→ **TEXT SECTION**:
The single greatest threat facing coral reefs today is ocean acidification caused by human activities. It has been well documented that the burning of fossil fuels elevates carbon dioxide (CO2) concentrations in the atmosphere. This excess CO2 is absorbed by the ocean, and its dissociation in ocean water leads to decreased pH (higher acidity) and decreased concentration of carbonate (CO3-2), an essential ion for coral skeleton formation. Ocean acidification can lead to coral bleaching, large-scale coral fatality that degrades coral reefs. The other impending effects of ocean acidification can be speculated upon; however, it is also useful to examine marine environments that exhibit naturally occurring conditions similar to those that have been predicted to appear as a result of ocean acidification.
A recent paper published in Science Advances documents a study that examined one of those such environments. Scientists from Woods Hole Oceanographic Institution studied coral reefs around the Rock Islands of Palau, an archipelago in the western Pacific Ocean. Due to a combination of biological and hydrographic processes, the waters surrounding Palau’s Rock Islands have a pH that is lower than most of the world ocean. The concentration of carbonate in these waters—measured by calcium carbonate saturation state (Ω)—is lower as well. Both of these values are equivalent to predicted pH/Ω conditions in the western tropical Pacific open ocean by the year 2100, making Palau an ideal place to study the likely effects of future ocean acidification on coral reefs.

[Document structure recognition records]
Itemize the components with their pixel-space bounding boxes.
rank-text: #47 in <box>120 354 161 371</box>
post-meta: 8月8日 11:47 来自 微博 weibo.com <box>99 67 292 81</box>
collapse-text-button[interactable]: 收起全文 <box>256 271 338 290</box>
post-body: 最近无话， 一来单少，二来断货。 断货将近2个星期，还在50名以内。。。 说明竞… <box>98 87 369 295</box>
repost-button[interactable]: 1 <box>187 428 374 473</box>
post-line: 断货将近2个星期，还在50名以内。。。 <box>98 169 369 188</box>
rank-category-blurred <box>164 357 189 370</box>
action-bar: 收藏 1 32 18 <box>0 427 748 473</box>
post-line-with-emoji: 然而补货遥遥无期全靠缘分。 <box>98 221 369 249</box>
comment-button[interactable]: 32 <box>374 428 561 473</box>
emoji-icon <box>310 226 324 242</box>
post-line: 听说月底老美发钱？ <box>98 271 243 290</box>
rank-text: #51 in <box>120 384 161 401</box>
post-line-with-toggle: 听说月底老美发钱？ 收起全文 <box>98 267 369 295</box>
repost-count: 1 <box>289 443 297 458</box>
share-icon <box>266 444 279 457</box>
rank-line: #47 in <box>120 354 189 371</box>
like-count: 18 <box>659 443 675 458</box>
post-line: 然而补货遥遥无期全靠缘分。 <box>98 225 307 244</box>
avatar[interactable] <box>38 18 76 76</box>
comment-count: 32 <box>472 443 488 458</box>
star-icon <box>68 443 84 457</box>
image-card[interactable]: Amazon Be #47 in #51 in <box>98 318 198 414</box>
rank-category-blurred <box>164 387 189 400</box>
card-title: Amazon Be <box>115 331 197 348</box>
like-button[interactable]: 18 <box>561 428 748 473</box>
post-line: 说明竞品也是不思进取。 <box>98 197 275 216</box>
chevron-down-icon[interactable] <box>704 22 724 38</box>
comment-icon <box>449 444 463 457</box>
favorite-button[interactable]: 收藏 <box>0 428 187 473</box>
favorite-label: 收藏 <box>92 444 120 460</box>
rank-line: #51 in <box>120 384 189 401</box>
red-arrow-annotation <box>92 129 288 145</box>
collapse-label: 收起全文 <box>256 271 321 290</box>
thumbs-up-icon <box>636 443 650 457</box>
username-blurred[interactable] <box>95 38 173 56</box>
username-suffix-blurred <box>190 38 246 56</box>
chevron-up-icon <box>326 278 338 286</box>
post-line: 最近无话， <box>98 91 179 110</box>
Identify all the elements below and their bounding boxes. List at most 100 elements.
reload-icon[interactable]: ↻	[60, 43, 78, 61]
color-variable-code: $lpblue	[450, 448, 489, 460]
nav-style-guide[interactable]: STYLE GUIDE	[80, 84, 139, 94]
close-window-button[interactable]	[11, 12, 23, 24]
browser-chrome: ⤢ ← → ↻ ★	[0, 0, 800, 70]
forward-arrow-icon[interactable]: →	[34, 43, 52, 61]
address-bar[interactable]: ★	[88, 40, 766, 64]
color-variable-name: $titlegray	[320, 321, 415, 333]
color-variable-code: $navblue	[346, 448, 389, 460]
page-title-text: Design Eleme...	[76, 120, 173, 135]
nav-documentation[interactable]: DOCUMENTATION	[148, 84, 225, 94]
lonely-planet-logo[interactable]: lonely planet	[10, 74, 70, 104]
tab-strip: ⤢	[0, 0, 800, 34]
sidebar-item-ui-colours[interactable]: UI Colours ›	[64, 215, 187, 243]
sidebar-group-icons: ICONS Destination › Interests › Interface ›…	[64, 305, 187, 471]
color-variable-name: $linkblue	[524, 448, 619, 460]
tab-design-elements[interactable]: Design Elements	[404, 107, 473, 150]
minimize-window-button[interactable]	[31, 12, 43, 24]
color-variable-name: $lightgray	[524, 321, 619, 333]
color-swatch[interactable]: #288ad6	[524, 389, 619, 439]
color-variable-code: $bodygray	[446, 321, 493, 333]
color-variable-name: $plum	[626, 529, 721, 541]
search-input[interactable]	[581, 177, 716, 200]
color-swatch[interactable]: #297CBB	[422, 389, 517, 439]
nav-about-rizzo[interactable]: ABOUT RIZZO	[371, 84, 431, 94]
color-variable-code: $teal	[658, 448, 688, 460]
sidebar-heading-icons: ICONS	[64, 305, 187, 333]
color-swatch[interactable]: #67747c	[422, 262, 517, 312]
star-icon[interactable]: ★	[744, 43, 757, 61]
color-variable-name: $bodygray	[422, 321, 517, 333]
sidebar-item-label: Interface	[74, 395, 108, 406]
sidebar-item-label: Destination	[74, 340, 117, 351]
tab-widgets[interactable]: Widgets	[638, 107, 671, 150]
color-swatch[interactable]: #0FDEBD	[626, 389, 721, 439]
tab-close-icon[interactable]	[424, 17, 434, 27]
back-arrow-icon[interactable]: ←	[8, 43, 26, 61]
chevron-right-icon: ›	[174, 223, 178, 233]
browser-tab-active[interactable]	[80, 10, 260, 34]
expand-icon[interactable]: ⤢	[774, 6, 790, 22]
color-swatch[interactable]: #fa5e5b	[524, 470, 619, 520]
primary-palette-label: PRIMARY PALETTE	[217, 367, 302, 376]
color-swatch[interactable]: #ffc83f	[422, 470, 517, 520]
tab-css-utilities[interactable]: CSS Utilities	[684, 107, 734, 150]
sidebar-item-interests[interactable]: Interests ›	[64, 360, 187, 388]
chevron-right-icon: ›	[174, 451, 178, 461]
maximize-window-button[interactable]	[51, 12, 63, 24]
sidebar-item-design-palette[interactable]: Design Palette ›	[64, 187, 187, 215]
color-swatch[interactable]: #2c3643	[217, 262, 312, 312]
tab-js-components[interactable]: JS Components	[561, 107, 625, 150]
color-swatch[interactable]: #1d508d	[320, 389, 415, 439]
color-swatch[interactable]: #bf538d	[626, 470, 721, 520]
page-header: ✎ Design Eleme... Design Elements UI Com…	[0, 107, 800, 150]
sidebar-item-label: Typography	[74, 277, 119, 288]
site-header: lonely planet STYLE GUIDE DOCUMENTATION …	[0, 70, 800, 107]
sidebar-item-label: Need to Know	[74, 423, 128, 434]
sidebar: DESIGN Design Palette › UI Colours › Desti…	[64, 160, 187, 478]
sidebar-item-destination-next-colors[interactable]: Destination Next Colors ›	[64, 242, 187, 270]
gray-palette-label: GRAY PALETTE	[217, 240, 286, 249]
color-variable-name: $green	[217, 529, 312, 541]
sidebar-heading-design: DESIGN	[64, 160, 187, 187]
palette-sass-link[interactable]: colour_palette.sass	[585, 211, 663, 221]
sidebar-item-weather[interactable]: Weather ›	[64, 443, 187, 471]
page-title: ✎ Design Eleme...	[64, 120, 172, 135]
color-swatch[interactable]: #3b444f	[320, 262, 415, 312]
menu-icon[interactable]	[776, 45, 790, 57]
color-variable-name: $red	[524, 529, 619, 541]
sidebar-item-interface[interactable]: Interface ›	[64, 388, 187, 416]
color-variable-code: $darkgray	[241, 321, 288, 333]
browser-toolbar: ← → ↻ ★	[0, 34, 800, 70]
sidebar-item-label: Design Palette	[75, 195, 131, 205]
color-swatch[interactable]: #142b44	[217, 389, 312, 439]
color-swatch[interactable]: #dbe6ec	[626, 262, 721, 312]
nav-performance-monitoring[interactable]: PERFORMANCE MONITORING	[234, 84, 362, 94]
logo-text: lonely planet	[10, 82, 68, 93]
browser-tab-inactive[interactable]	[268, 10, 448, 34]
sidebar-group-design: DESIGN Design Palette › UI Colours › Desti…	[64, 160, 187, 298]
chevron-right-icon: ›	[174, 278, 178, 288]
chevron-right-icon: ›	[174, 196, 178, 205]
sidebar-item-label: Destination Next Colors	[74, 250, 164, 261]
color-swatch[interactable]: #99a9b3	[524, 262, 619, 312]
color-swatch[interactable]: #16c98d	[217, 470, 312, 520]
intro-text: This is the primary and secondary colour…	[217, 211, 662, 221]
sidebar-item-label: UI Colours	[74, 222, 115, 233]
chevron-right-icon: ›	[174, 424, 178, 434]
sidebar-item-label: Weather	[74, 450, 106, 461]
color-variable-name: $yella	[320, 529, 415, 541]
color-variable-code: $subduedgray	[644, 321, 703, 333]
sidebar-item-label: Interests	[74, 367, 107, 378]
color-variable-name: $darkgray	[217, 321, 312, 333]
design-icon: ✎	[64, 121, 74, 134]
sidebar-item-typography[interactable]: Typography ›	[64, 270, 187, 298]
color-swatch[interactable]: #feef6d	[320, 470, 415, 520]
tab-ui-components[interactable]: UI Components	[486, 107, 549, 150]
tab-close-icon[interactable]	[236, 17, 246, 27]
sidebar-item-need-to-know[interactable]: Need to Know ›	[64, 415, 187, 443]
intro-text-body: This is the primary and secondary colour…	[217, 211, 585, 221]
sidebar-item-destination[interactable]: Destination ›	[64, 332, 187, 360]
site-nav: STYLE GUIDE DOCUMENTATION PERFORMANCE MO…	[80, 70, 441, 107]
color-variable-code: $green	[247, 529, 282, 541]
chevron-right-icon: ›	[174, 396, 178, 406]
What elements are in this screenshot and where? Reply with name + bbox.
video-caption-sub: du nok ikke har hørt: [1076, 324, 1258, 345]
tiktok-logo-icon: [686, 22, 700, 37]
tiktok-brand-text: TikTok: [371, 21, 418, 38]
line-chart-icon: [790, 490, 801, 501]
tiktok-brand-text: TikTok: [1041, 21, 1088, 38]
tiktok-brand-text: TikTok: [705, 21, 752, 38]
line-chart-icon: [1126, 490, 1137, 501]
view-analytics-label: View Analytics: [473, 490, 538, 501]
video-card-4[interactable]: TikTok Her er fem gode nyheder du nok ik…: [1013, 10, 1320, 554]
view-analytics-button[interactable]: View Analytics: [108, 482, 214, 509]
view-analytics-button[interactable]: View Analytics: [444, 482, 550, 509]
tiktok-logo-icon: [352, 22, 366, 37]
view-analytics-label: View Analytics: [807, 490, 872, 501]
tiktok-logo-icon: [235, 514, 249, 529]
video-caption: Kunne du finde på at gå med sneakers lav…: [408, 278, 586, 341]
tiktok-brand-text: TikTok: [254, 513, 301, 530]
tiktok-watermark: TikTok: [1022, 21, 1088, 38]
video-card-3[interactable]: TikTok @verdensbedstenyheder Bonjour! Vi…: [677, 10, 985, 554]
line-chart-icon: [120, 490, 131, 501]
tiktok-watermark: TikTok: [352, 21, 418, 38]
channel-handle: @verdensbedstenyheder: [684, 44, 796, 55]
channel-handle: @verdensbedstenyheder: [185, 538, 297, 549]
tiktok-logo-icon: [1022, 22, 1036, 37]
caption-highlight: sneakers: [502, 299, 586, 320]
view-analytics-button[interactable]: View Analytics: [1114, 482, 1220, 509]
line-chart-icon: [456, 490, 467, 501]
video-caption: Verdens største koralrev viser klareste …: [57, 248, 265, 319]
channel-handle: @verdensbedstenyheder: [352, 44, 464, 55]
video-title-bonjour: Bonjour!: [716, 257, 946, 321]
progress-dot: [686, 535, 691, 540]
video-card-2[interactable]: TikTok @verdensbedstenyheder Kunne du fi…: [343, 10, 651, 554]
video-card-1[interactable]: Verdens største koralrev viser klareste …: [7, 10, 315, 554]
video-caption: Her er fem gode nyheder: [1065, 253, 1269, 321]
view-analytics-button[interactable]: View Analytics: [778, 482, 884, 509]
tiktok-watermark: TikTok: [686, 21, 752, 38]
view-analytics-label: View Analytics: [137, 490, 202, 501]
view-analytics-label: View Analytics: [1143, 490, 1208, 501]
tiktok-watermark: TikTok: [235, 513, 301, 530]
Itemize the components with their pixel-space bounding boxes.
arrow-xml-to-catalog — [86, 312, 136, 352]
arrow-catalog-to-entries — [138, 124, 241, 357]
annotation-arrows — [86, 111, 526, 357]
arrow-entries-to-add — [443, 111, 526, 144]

→ **EXERCISE REQUIREMENTS**:
Please carry on the article on ocean acidification and coral reefs from the point where it stops. This material has nothing to do with the article on ocean acidification and coral reefs.

→ **RESULT FOR THIS EXERCISE**:
The scientists surveyed eight sites ranging from barrier reefs around the archipelago (with a pH/Ω of 8.05/3.7) to reefs in lagoons closer to land (with a pH/Ω of 7.84/2.3). Despite the large decline in pH and calcium carbonate saturation state moving inland, the scientists found no significant decline in species diversity or coral cover.
In fact, they observed just the opposite. Coral communities in the lower pH areas around the Rock Islands were found to host a greater number of coral species and to cover a greater portion of the seafloor. This is fascinating as it contradicts various laboratory studies that have shown a range of negative effects on corals living in low pH conditions. Such effects include reduced species diversity, increased algal growth, lower rates of calcification, and difficulty constructing skeletons in juvenile corals. Amazingly, corals living in low pH conditions around Palau’s Rock Islands were actually outperforming those living in higher pH conditions further from the islands.
Additionally, the coral communities changed significantly with pH and Ω in their species composition. For example, more Acropora were seen in the high pH areas while more Porites were seen in low pH areas. This may suggest that certain species of coral are better adapted to deal with low pH conditions than others. This discovery is very significant as pH levels in our oceans continue to plunge. By studying coral species that seem to thrive under low pH conditions, we can identify what mechanisms allow them to do so. This will enhance our understanding of corals’ response to ocean acidification and will leave us better equipped to salvage as many coral reefs as possible.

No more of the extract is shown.